## OBJECTIVE
From the entries below, copy every line holding the word "плате".

(Stored records)

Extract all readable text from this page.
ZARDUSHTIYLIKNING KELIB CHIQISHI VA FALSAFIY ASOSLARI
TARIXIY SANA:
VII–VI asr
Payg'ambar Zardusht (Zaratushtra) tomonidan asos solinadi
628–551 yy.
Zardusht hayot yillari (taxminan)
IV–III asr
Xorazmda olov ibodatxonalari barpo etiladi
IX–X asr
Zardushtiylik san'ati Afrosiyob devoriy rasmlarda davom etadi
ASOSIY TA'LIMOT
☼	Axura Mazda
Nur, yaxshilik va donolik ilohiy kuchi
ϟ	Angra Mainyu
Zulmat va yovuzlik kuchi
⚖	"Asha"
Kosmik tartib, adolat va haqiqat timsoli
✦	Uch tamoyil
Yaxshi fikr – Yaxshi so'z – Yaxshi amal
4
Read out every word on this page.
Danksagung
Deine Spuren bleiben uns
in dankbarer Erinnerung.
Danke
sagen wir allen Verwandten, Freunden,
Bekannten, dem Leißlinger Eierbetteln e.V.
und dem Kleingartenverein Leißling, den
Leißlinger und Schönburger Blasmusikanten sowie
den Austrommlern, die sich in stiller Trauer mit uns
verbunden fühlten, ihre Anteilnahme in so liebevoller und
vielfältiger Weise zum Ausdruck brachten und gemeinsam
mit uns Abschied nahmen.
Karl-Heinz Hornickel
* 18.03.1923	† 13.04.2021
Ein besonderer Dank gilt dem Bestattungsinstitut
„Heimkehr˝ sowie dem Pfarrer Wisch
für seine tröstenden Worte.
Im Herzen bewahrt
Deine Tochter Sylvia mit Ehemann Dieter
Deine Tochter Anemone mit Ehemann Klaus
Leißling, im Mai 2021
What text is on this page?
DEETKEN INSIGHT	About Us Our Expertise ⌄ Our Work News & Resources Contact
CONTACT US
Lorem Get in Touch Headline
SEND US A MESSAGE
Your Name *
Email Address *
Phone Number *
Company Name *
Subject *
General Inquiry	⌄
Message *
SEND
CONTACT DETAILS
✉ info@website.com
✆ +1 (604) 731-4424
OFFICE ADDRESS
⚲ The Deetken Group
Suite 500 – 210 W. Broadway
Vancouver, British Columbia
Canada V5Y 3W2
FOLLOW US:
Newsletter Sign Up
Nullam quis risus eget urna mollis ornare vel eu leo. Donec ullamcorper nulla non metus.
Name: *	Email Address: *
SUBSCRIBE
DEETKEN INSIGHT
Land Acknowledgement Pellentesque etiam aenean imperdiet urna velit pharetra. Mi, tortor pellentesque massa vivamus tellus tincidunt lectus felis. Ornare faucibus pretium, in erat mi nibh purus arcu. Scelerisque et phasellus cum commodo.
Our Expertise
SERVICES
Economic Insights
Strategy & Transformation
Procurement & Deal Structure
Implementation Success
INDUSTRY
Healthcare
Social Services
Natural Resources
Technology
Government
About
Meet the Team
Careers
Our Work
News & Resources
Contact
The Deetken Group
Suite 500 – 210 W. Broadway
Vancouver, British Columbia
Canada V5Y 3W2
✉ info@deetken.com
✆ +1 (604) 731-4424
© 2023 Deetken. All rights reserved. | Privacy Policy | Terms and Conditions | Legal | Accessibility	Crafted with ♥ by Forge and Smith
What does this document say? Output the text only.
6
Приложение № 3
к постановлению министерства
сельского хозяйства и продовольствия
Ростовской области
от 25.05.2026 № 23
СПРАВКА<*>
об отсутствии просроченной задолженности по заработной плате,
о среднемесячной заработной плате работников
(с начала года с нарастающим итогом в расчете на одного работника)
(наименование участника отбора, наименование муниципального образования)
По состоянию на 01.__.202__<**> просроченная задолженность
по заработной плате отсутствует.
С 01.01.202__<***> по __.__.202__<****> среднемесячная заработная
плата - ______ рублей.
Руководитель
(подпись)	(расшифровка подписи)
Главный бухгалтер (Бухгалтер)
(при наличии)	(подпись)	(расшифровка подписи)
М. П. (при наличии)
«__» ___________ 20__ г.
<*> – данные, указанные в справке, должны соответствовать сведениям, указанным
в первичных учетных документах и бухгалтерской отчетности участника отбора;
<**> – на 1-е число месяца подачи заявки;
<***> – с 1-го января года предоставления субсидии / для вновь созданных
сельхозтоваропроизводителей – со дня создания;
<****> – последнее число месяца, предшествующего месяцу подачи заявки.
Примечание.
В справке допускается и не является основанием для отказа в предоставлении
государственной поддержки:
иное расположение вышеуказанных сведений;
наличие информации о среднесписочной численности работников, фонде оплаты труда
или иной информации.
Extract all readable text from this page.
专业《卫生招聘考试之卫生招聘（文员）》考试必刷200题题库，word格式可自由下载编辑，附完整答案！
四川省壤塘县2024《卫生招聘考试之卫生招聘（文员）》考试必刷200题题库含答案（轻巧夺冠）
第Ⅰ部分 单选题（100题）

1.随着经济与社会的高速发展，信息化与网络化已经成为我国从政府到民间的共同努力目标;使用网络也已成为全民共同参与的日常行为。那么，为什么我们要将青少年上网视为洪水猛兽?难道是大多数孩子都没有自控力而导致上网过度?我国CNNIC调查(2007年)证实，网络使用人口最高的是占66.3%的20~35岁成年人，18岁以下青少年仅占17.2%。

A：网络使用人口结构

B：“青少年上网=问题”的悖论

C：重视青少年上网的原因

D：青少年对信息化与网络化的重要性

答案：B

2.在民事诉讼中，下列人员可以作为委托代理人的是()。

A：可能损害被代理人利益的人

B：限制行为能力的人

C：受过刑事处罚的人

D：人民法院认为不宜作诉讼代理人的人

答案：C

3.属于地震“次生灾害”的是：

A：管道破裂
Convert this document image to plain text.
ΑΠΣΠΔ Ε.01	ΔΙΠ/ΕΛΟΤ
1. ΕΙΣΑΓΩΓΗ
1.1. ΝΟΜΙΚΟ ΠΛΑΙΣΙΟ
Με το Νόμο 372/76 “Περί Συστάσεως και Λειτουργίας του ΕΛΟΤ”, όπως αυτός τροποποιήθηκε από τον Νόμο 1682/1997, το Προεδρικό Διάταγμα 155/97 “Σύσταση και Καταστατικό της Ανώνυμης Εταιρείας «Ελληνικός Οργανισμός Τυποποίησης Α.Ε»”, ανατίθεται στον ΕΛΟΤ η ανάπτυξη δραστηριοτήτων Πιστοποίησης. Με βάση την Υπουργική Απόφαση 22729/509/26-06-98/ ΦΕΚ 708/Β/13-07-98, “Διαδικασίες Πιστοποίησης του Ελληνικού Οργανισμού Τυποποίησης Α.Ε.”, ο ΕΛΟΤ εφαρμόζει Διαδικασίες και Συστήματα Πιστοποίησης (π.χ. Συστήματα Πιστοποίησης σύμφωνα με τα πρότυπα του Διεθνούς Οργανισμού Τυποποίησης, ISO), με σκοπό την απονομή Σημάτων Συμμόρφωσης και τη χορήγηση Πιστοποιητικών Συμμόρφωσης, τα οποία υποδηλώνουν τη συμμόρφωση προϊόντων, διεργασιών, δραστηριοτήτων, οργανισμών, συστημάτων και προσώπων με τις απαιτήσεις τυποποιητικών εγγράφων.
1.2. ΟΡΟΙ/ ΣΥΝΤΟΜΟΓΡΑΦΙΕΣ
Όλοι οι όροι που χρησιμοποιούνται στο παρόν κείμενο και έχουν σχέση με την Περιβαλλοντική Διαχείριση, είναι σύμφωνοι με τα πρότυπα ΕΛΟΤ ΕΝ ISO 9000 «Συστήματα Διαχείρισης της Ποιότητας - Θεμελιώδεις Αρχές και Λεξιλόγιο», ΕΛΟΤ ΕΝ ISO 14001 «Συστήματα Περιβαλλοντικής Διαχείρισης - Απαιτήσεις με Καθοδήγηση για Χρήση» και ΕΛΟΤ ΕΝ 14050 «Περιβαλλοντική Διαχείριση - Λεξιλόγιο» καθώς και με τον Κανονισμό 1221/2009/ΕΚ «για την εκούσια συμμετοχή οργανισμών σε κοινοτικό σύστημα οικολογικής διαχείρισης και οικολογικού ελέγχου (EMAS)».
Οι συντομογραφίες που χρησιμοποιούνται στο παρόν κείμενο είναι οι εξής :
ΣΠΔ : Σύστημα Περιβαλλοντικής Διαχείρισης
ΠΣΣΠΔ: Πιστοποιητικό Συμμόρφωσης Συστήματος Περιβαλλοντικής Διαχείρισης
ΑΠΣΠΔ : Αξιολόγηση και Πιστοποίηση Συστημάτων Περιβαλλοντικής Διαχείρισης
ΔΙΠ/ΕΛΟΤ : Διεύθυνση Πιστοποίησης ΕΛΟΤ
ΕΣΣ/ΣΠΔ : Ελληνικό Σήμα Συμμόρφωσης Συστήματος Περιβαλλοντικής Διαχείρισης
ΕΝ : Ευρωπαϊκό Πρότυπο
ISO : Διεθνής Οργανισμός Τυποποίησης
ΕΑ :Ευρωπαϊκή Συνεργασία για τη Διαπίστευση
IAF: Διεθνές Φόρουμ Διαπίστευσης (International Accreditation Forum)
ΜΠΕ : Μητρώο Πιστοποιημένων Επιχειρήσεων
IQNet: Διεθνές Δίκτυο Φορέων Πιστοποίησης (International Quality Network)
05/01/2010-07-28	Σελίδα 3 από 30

## SOLUTION FOR THIS TASK
об отсутствии просроченной задолженности по заработной плате,
о среднемесячной заработной плате работников
по заработной плате отсутствует.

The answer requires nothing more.